[Aim]
Go through the listing beneath this task and return every line that carries the string "replacing".

[Information provided]
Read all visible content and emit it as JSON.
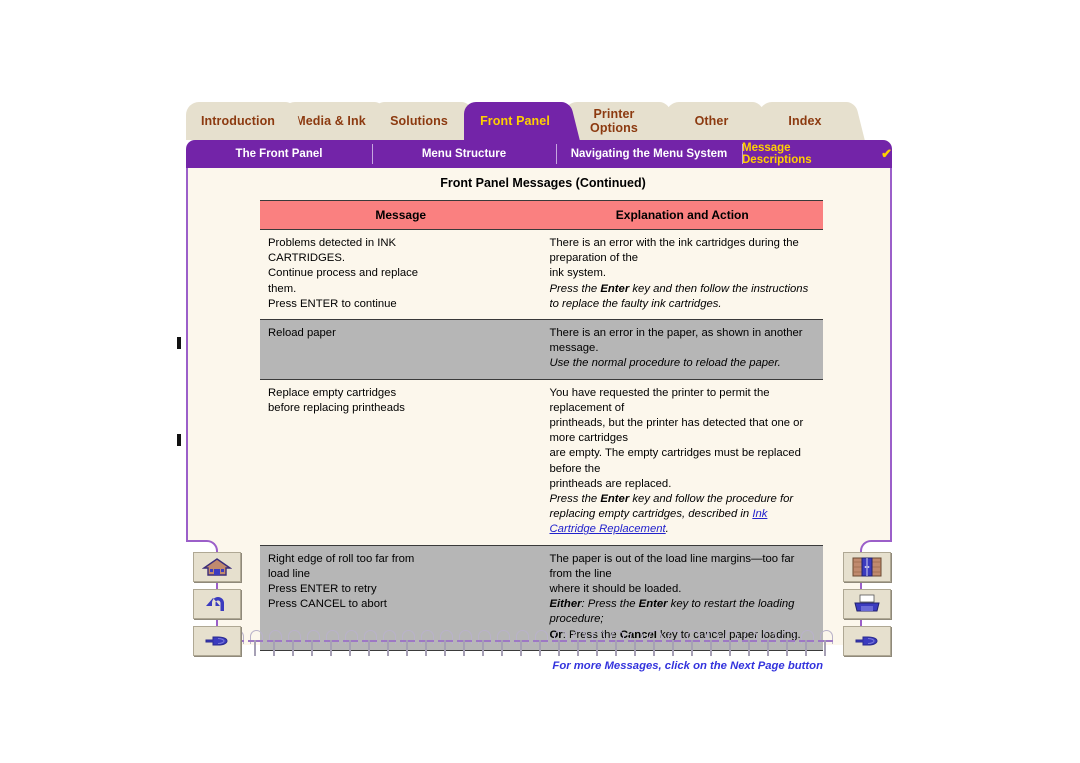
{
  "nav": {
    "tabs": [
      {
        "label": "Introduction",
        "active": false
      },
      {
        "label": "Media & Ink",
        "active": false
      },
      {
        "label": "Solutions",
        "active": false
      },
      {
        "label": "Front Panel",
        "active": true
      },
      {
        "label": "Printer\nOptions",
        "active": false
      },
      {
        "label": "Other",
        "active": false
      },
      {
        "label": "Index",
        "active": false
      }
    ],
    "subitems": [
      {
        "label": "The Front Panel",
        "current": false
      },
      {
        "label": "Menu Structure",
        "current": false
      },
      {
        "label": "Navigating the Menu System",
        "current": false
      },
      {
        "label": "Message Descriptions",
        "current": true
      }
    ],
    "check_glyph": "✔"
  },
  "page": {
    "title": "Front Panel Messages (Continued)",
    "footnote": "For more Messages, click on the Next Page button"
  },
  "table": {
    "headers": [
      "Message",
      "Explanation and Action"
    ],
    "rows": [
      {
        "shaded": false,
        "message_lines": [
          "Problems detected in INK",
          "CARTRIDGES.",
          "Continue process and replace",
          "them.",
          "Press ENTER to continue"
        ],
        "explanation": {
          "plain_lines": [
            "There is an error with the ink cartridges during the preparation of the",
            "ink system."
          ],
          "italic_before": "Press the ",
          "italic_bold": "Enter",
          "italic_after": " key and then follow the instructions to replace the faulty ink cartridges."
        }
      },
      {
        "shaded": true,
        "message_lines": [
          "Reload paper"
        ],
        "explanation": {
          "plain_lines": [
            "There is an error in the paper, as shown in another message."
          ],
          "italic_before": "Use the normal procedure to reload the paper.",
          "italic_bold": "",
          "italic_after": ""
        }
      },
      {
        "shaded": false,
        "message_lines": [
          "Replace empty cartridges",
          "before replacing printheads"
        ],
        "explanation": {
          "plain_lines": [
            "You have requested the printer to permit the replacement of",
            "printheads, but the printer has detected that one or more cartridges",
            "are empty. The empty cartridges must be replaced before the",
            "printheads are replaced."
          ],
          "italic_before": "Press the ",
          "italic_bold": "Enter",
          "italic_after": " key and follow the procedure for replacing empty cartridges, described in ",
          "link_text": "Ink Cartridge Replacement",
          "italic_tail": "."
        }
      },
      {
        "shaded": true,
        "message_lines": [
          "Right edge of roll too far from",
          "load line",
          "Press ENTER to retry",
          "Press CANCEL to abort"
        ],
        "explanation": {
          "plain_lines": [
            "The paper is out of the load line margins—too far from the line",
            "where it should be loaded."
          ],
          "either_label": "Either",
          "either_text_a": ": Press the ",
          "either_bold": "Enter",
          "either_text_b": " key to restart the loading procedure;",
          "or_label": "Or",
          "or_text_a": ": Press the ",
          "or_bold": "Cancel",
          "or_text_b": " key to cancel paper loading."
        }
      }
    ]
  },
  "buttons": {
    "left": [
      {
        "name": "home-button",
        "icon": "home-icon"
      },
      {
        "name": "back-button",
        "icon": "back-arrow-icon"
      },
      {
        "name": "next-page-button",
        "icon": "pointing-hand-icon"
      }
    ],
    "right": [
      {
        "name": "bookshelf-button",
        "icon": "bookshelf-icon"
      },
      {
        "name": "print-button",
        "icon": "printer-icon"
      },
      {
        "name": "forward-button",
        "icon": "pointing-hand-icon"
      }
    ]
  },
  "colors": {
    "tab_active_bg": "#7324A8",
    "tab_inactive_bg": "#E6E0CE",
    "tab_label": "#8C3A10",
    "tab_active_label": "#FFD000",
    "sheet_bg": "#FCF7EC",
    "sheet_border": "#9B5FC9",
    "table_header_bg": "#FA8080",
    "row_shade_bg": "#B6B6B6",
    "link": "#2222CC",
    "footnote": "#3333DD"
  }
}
* * *
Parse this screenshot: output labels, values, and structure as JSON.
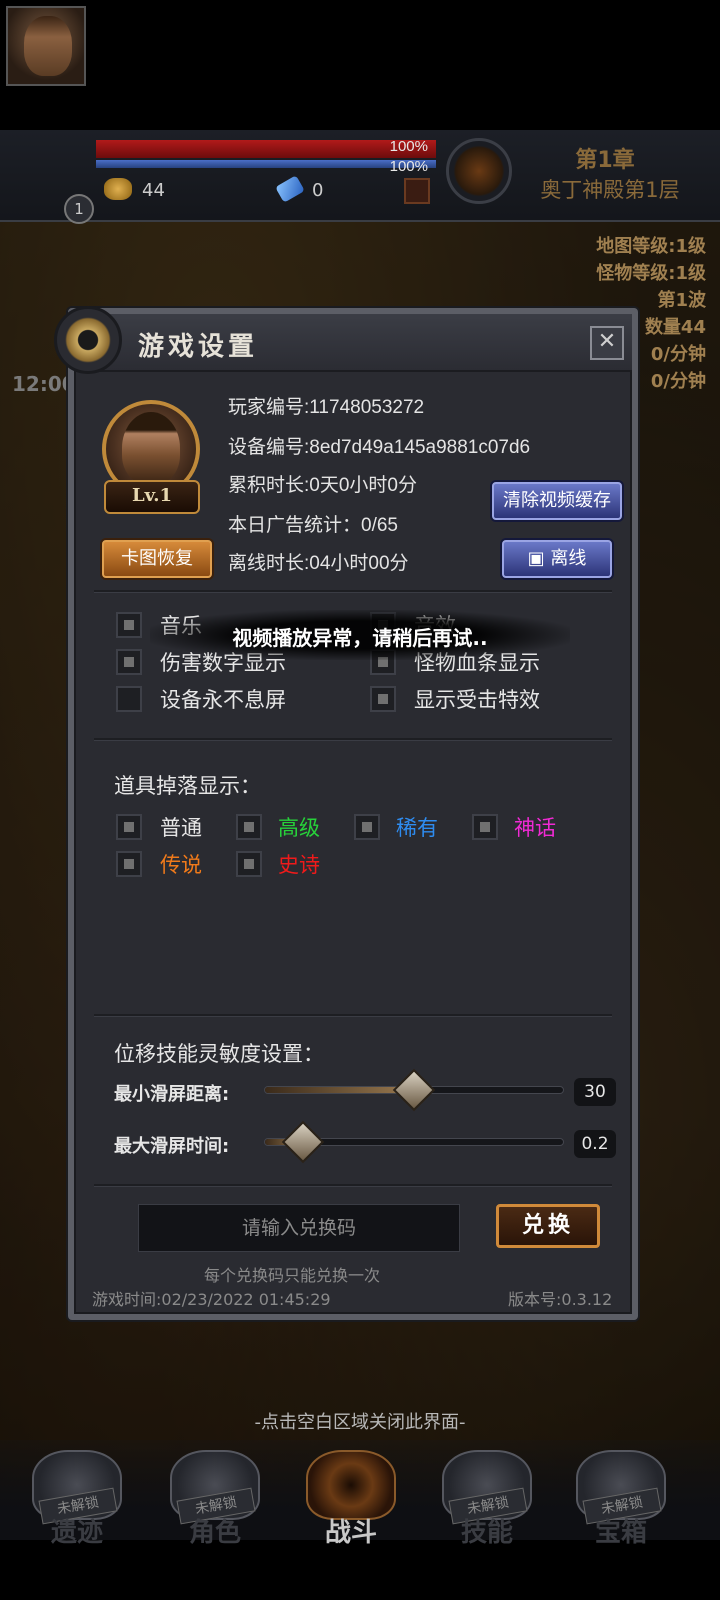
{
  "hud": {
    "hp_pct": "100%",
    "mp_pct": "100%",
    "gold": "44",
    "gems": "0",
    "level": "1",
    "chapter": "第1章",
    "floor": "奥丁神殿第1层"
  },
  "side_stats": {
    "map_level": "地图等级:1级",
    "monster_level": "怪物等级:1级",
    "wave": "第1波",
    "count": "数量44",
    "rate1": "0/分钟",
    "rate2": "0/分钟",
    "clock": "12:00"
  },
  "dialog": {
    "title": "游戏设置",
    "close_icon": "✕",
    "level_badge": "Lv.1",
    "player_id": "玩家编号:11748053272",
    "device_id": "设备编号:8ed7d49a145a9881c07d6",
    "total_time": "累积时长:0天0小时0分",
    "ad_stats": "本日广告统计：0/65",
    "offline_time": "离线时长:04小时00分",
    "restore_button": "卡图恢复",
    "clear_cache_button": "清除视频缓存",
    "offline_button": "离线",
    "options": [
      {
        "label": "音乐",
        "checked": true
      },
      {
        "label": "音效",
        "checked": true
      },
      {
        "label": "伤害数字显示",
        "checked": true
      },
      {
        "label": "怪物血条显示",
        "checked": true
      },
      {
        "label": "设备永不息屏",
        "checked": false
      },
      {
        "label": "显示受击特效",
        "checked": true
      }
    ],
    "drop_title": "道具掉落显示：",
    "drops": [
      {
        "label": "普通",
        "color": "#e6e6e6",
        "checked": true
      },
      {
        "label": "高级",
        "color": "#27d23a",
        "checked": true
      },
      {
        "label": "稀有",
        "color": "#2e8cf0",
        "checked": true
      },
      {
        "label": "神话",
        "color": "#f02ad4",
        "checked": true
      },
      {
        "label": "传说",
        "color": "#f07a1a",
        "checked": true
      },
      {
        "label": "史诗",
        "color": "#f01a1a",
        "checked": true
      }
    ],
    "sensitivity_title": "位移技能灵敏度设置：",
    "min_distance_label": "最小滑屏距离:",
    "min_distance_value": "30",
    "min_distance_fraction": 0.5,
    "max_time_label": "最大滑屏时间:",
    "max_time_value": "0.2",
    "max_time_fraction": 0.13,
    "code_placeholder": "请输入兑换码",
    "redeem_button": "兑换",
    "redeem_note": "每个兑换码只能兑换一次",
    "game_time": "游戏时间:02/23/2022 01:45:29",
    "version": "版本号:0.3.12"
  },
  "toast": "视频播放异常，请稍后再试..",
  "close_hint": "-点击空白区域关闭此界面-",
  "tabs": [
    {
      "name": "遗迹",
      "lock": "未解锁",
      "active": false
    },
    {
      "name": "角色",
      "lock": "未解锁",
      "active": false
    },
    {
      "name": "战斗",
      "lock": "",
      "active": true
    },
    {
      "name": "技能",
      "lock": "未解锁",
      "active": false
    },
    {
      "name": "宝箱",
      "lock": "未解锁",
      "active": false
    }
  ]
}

[Solution]
          "before replacing printheads"
          "italic_after": " key and follow the procedure for replacing empty cartridges, described in ",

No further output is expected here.